_Lines of data:_

---+---

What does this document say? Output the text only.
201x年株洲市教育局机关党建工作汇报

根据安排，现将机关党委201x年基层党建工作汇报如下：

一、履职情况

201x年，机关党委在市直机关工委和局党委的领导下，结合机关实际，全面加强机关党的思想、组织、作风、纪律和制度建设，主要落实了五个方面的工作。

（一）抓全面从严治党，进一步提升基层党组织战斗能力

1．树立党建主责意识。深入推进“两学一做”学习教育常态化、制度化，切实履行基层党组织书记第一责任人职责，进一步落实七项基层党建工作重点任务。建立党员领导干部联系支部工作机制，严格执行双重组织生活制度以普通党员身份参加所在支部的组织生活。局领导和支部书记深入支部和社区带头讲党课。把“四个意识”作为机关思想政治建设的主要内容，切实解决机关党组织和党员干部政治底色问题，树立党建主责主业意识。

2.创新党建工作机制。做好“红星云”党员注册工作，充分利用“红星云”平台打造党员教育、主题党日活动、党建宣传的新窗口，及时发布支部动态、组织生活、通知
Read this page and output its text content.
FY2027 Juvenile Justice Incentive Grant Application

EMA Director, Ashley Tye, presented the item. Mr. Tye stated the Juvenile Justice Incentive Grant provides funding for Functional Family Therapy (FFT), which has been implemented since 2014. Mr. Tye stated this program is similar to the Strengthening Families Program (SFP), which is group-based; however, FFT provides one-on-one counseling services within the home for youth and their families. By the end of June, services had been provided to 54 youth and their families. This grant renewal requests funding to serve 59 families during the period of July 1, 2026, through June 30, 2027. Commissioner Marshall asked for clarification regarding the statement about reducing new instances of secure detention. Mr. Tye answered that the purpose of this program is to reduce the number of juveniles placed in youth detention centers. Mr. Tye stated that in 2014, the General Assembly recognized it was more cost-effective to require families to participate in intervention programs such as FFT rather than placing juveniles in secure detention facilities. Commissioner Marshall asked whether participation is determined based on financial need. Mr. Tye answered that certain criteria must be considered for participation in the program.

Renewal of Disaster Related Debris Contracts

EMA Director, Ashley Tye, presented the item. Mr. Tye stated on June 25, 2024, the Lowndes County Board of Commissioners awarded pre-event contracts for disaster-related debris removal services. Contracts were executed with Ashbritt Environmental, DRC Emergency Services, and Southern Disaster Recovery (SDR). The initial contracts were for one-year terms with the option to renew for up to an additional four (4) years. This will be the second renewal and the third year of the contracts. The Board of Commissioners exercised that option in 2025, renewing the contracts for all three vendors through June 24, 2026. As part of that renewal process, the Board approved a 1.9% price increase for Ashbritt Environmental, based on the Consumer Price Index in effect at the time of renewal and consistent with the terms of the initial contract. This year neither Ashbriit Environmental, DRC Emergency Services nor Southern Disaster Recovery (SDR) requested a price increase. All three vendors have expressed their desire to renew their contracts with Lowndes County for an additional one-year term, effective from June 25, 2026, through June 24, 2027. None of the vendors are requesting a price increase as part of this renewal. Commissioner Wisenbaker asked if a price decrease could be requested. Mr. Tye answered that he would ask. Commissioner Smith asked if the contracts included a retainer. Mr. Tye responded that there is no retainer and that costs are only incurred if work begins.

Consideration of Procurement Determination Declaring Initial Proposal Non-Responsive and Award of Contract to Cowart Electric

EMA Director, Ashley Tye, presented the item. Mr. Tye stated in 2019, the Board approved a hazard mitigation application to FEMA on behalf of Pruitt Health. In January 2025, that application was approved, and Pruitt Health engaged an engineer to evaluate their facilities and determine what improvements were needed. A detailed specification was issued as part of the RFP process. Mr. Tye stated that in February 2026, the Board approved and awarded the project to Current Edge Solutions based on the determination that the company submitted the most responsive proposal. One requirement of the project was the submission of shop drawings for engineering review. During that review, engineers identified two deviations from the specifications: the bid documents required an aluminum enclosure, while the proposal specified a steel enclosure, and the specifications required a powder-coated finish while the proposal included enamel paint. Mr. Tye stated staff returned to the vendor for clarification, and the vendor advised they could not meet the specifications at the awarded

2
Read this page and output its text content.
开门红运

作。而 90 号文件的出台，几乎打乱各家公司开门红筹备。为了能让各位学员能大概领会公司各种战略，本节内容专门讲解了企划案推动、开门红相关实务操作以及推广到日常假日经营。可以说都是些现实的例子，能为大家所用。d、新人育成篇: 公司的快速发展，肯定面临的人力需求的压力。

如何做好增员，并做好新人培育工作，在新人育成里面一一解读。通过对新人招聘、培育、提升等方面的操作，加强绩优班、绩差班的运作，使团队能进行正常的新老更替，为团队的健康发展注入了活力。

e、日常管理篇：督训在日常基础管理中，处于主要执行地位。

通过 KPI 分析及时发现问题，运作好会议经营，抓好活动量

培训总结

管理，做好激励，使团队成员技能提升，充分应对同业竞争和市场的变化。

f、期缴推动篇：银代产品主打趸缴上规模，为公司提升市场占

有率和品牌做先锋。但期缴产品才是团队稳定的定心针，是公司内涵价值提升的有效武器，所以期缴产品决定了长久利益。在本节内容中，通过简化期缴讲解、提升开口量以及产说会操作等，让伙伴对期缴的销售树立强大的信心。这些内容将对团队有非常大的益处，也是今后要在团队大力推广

---+---

_TASK BRIEF:_ Give the complete listing a second time, exactly as it reads.

_FINAL RESULT:_
What does this document say? Output the text only.
201x年株洲市教育局机关党建工作汇报

根据安排，现将机关党委201x年基层党建工作汇报如下：

一、履职情况

201x年，机关党委在市直机关工委和局党委的领导下，结合机关实际，全面加强机关党的思想、组织、作风、纪律和制度建设，主要落实了五个方面的工作。

（一）抓全面从严治党，进一步提升基层党组织战斗能力

1．树立党建主责意识。深入推进“两学一做”学习教育常态化、制度化，切实履行基层党组织书记第一责任人职责，进一步落实七项基层党建工作重点任务。建立党员领导干部联系支部工作机制，严格执行双重组织生活制度以普通党员身份参加所在支部的组织生活。局领导和支部书记深入支部和社区带头讲党课。把“四个意识”作为机关思想政治建设的主要内容，切实解决机关党组织和党员干部政治底色问题，树立党建主责主业意识。

2.创新党建工作机制。做好“红星云”党员注册工作，充分利用“红星云”平台打造党员教育、主题党日活动、党建宣传的新窗口，及时发布支部动态、组织生活、通知
Read this page and output its text content.
FY2027 Juvenile Justice Incentive Grant Application

EMA Director, Ashley Tye, presented the item. Mr. Tye stated the Juvenile Justice Incentive Grant provides funding for Functional Family Therapy (FFT), which has been implemented since 2014. Mr. Tye stated this program is similar to the Strengthening Families Program (SFP), which is group-based; however, FFT provides one-on-one counseling services within the home for youth and their families. By the end of June, services had been provided to 54 youth and their families. This grant renewal requests funding to serve 59 families during the period of July 1, 2026, through June 30, 2027. Commissioner Marshall asked for clarification regarding the statement about reducing new instances of secure detention. Mr. Tye answered that the purpose of this program is to reduce the number of juveniles placed in youth detention centers. Mr. Tye stated that in 2014, the General Assembly recognized it was more cost-effective to require families to participate in intervention programs such as FFT rather than placing juveniles in secure detention facilities. Commissioner Marshall asked whether participation is determined based on financial need. Mr. Tye answered that certain criteria must be considered for participation in the program.

Renewal of Disaster Related Debris Contracts

EMA Director, Ashley Tye, presented the item. Mr. Tye stated on June 25, 2024, the Lowndes County Board of Commissioners awarded pre-event contracts for disaster-related debris removal services. Contracts were executed with Ashbritt Environmental, DRC Emergency Services, and Southern Disaster Recovery (SDR). The initial contracts were for one-year terms with the option to renew for up to an additional four (4) years. This will be the second renewal and the third year of the contracts. The Board of Commissioners exercised that option in 2025, renewing the contracts for all three vendors through June 24, 2026. As part of that renewal process, the Board approved a 1.9% price increase for Ashbritt Environmental, based on the Consumer Price Index in effect at the time of renewal and consistent with the terms of the initial contract. This year neither Ashbriit Environmental, DRC Emergency Services nor Southern Disaster Recovery (SDR) requested a price increase. All three vendors have expressed their desire to renew their contracts with Lowndes County for an additional one-year term, effective from June 25, 2026, through June 24, 2027. None of the vendors are requesting a price increase as part of this renewal. Commissioner Wisenbaker asked if a price decrease could be requested. Mr. Tye answered that he would ask. Commissioner Smith asked if the contracts included a retainer. Mr. Tye responded that there is no retainer and that costs are only incurred if work begins.

Consideration of Procurement Determination Declaring Initial Proposal Non-Responsive and Award of Contract to Cowart Electric

EMA Director, Ashley Tye, presented the item. Mr. Tye stated in 2019, the Board approved a hazard mitigation application to FEMA on behalf of Pruitt Health. In January 2025, that application was approved, and Pruitt Health engaged an engineer to evaluate their facilities and determine what improvements were needed. A detailed specification was issued as part of the RFP process. Mr. Tye stated that in February 2026, the Board approved and awarded the project to Current Edge Solutions based on the determination that the company submitted the most responsive proposal. One requirement of the project was the submission of shop drawings for engineering review. During that review, engineers identified two deviations from the specifications: the bid documents required an aluminum enclosure, while the proposal specified a steel enclosure, and the specifications required a powder-coated finish while the proposal included enamel paint. Mr. Tye stated staff returned to the vendor for clarification, and the vendor advised they could not meet the specifications at the awarded

2
Read this page and output its text content.
开门红运

作。而 90 号文件的出台，几乎打乱各家公司开门红筹备。为了能让各位学员能大概领会公司各种战略，本节内容专门讲解了企划案推动、开门红相关实务操作以及推广到日常假日经营。可以说都是些现实的例子，能为大家所用。d、新人育成篇: 公司的快速发展，肯定面临的人力需求的压力。

如何做好增员，并做好新人培育工作，在新人育成里面一一解读。通过对新人招聘、培育、提升等方面的操作，加强绩优班、绩差班的运作，使团队能进行正常的新老更替，为团队的健康发展注入了活力。

e、日常管理篇：督训在日常基础管理中，处于主要执行地位。

通过 KPI 分析及时发现问题，运作好会议经营，抓好活动量

培训总结

管理，做好激励，使团队成员技能提升，充分应对同业竞争和市场的变化。

f、期缴推动篇：银代产品主打趸缴上规模，为公司提升市场占

有率和品牌做先锋。但期缴产品才是团队稳定的定心针，是公司内涵价值提升的有效武器，所以期缴产品决定了长久利益。在本节内容中，通过简化期缴讲解、提升开口量以及产说会操作等，让伙伴对期缴的销售树立强大的信心。这些内容将对团队有非常大的益处，也是今后要在团队大力推广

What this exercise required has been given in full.